What you are asked to do: Transcribe everything in the data word for word. Pictures are left out.

Raw records:
☆ ☆ ☆ ☆
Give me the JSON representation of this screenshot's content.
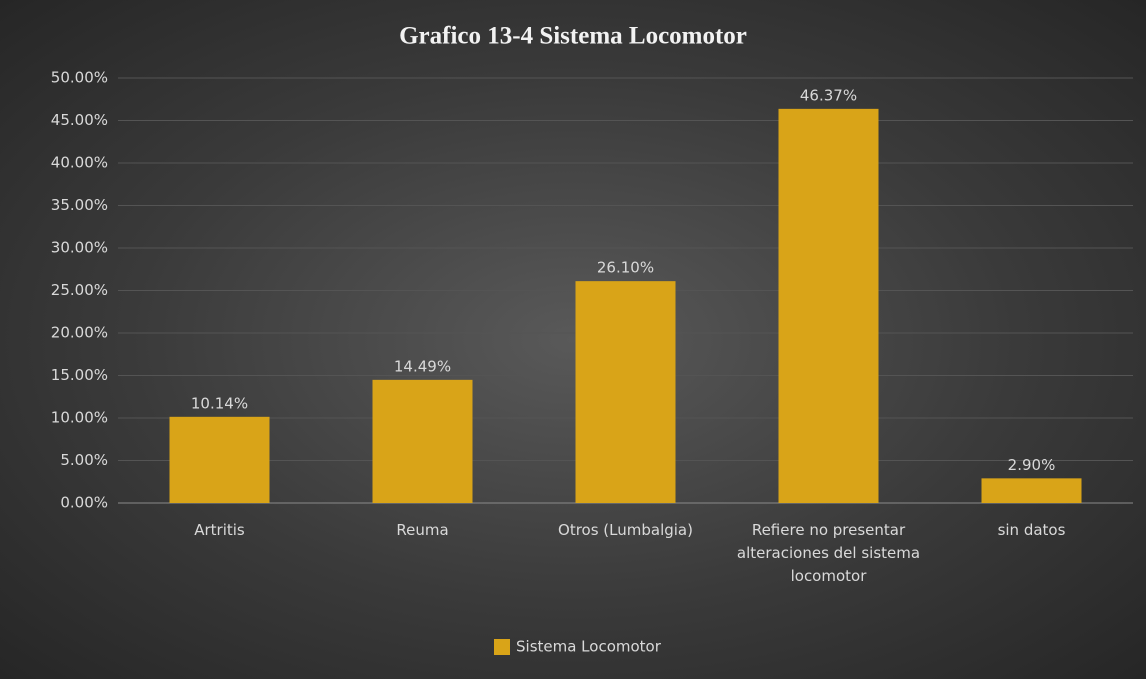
{
  "chart_data": {
    "type": "bar",
    "title": "Grafico 13-4 Sistema Locomotor",
    "categories": [
      "Artritis",
      "Reuma",
      "Otros (Lumbalgia)",
      "Refiere no presentar alteraciones del sistema locomotor",
      "sin datos"
    ],
    "series": [
      {
        "name": "Sistema Locomotor",
        "color": "#d9a418",
        "values": [
          10.14,
          14.49,
          26.1,
          46.37,
          2.9
        ],
        "value_labels": [
          "10.14%",
          "14.49%",
          "26.10%",
          "46.37%",
          "2.90%"
        ]
      }
    ],
    "ylim": [
      0,
      50
    ],
    "yticks": [
      {
        "value": 0,
        "label": "0.00%"
      },
      {
        "value": 5,
        "label": "5.00%"
      },
      {
        "value": 10,
        "label": "10.00%"
      },
      {
        "value": 15,
        "label": "15.00%"
      },
      {
        "value": 20,
        "label": "20.00%"
      },
      {
        "value": 25,
        "label": "25.00%"
      },
      {
        "value": 30,
        "label": "30.00%"
      },
      {
        "value": 35,
        "label": "35.00%"
      },
      {
        "value": 40,
        "label": "40.00%"
      },
      {
        "value": 45,
        "label": "45.00%"
      },
      {
        "value": 50,
        "label": "50.00%"
      }
    ],
    "grid": true,
    "legend": "bottom"
  }
}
☆ ☆ ☆ ☆
Full solution:
Give me the JSON representation of this screenshot's content.
{
  "chart_data": {
    "type": "bar",
    "title": "Grafico 13-4 Sistema Locomotor",
    "categories": [
      "Artritis",
      "Reuma",
      "Otros (Lumbalgia)",
      "Refiere no presentar alteraciones del sistema locomotor",
      "sin datos"
    ],
    "series": [
      {
        "name": "Sistema Locomotor",
        "color": "#d9a418",
        "values": [
          10.14,
          14.49,
          26.1,
          46.37,
          2.9
        ],
        "value_labels": [
          "10.14%",
          "14.49%",
          "26.10%",
          "46.37%",
          "2.90%"
        ]
      }
    ],
    "ylim": [
      0,
      50
    ],
    "yticks": [
      {
        "value": 0,
        "label": "0.00%"
      },
      {
        "value": 5,
        "label": "5.00%"
      },
      {
        "value": 10,
        "label": "10.00%"
      },
      {
        "value": 15,
        "label": "15.00%"
      },
      {
        "value": 20,
        "label": "20.00%"
      },
      {
        "value": 25,
        "label": "25.00%"
      },
      {
        "value": 30,
        "label": "30.00%"
      },
      {
        "value": 35,
        "label": "35.00%"
      },
      {
        "value": 40,
        "label": "40.00%"
      },
      {
        "value": 45,
        "label": "45.00%"
      },
      {
        "value": 50,
        "label": "50.00%"
      }
    ],
    "grid": true,
    "legend": "bottom"
  }
}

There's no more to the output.